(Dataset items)
=-=-=

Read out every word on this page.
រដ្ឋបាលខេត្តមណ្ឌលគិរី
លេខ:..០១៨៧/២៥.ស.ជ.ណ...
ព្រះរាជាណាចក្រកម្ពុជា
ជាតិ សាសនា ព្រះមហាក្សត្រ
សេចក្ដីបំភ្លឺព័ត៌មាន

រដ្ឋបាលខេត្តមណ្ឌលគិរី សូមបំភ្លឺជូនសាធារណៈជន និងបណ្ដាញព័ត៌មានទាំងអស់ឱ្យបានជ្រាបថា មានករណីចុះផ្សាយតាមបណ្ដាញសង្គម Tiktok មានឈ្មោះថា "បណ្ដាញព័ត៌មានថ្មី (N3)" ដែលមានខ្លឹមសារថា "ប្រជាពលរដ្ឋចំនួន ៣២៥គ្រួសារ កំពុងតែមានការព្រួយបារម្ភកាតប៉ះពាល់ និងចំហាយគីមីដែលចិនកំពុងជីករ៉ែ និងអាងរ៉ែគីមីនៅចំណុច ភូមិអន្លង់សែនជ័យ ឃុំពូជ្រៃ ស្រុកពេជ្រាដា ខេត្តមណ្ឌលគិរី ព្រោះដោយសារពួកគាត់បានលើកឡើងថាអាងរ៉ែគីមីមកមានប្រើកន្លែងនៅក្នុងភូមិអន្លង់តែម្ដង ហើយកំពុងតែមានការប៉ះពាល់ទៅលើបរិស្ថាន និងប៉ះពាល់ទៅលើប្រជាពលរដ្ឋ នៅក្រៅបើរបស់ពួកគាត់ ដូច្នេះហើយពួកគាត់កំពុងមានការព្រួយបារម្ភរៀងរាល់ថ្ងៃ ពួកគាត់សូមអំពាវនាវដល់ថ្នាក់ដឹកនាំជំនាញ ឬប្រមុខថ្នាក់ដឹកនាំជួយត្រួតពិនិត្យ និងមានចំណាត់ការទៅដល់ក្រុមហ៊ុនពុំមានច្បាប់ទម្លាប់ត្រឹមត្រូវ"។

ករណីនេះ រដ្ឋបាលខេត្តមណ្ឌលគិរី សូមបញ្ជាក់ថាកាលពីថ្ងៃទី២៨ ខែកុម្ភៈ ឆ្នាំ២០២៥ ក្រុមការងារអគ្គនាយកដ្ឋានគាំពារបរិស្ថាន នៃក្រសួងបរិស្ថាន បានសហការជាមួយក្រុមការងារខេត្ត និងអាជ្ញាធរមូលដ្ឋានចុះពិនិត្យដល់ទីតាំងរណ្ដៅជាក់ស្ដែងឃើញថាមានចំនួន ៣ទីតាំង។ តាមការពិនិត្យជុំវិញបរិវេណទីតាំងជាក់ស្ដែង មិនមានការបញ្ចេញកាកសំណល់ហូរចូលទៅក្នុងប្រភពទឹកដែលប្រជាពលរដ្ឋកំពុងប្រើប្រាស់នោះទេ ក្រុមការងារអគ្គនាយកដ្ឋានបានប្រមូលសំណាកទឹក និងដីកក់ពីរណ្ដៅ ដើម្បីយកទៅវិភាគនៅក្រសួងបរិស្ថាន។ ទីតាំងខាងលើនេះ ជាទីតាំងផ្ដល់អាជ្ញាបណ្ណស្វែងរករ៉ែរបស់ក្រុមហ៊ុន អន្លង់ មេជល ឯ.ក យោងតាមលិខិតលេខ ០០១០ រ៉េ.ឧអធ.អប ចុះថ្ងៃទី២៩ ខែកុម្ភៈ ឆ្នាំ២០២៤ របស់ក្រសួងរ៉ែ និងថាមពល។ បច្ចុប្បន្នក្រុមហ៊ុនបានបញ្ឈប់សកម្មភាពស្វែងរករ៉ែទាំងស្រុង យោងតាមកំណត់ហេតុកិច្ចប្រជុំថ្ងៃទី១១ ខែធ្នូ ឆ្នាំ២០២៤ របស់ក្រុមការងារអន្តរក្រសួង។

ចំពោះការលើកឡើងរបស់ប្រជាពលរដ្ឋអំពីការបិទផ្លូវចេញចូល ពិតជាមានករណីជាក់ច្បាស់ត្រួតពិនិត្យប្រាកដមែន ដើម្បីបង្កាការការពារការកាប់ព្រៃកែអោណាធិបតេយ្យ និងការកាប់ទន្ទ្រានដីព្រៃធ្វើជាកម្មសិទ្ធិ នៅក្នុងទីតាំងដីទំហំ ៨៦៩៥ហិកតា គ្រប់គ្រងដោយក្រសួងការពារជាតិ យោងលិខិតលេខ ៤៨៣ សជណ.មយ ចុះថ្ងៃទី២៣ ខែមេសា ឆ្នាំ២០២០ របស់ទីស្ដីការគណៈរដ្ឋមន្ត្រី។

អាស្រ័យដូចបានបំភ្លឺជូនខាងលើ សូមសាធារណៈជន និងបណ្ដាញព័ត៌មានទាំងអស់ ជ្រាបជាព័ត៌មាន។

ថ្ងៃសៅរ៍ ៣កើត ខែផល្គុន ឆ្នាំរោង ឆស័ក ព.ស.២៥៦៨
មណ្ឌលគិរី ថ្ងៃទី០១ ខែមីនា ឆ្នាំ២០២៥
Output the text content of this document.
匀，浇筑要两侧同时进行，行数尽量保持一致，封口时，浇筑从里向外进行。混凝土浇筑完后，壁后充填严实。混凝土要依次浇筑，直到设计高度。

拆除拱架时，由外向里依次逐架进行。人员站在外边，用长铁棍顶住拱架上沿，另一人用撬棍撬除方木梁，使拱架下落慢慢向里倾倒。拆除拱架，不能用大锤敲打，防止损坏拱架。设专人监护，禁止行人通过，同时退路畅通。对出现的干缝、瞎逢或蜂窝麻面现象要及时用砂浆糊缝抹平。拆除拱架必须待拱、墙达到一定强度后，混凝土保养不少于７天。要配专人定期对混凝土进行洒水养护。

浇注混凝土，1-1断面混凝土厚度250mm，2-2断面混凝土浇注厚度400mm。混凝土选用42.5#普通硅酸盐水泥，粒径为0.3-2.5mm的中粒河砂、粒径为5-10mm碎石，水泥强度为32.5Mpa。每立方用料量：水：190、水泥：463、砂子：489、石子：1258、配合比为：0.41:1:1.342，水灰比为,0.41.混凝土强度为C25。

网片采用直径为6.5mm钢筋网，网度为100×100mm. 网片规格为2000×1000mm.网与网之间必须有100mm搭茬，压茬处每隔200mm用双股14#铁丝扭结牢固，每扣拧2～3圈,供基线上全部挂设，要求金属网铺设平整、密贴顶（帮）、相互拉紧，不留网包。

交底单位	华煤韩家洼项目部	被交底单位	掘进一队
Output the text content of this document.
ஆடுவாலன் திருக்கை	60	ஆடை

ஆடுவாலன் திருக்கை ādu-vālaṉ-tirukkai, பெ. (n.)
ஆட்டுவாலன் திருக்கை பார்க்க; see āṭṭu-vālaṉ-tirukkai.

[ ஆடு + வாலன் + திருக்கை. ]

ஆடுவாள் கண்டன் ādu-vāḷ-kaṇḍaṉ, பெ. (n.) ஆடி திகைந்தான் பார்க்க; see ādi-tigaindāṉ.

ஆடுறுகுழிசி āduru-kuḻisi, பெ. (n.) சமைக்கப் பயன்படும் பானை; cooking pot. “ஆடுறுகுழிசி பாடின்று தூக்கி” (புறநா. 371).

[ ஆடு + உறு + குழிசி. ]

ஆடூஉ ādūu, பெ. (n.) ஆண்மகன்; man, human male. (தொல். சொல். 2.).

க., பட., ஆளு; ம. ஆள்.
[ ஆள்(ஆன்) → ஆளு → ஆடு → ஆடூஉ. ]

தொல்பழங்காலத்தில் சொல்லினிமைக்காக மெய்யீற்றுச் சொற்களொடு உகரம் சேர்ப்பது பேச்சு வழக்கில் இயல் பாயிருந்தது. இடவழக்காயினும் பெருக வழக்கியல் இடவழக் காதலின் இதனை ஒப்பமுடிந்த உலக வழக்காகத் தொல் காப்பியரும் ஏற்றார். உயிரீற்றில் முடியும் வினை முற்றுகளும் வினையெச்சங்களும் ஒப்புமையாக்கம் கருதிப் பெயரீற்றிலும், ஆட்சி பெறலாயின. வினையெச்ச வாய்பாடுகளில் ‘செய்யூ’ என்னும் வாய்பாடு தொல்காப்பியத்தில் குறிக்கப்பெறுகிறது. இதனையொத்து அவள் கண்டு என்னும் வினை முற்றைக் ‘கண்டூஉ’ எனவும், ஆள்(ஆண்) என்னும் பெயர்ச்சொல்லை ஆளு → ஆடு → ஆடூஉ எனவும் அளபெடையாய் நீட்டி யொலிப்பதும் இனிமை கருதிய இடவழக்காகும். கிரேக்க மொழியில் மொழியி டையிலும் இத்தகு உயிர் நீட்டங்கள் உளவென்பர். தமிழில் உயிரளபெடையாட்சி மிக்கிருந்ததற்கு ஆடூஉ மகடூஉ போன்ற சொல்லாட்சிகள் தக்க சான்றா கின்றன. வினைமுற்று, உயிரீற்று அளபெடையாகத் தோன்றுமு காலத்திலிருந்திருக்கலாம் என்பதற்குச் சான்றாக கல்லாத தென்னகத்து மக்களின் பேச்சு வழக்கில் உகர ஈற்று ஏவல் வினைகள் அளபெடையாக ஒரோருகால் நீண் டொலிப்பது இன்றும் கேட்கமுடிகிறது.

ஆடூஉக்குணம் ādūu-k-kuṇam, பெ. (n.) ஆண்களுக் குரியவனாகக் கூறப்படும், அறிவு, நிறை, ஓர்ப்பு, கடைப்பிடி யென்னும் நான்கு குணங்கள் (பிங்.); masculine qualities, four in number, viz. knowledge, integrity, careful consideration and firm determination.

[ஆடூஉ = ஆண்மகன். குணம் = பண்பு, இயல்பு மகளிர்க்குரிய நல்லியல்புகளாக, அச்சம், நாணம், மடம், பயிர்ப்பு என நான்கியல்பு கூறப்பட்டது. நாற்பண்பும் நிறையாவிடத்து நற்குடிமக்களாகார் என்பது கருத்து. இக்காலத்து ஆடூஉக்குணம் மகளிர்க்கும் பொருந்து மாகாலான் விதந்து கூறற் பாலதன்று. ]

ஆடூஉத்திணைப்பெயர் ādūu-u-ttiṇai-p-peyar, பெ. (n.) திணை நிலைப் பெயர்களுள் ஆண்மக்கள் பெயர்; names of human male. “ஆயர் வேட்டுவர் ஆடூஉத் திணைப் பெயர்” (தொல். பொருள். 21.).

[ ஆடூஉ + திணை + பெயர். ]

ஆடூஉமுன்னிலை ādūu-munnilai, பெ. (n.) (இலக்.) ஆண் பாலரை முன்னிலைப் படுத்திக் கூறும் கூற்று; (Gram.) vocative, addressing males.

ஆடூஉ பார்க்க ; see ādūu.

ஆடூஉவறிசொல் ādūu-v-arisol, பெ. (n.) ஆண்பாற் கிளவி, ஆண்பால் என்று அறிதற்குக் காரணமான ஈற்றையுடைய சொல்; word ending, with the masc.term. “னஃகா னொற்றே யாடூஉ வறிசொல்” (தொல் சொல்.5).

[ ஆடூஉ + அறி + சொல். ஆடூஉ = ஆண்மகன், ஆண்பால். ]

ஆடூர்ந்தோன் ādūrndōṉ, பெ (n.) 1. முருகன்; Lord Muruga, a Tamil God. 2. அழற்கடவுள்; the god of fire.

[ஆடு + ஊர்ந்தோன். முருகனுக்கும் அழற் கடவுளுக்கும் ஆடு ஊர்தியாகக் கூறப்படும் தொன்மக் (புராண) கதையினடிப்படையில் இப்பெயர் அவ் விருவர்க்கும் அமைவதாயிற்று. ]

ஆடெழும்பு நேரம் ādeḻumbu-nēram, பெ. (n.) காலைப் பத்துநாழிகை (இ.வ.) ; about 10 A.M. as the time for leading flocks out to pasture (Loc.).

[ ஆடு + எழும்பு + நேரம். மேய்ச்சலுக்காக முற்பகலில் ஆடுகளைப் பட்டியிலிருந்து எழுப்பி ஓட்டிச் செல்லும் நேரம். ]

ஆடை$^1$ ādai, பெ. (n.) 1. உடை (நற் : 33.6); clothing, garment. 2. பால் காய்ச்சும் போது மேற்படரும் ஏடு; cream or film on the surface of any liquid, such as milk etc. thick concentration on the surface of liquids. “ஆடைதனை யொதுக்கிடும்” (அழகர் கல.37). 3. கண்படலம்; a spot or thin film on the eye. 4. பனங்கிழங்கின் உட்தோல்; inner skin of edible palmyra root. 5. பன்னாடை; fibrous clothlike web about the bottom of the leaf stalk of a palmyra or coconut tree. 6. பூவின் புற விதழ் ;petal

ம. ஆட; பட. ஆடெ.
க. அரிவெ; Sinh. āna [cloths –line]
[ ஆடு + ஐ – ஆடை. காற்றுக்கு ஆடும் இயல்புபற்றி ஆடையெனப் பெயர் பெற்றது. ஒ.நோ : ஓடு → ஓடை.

=-=-=

_INSTRUCTIONS TO FOLLOW_
How many lines in the records above contain the word "human"? Reply with the number alone.

_RESULT_
2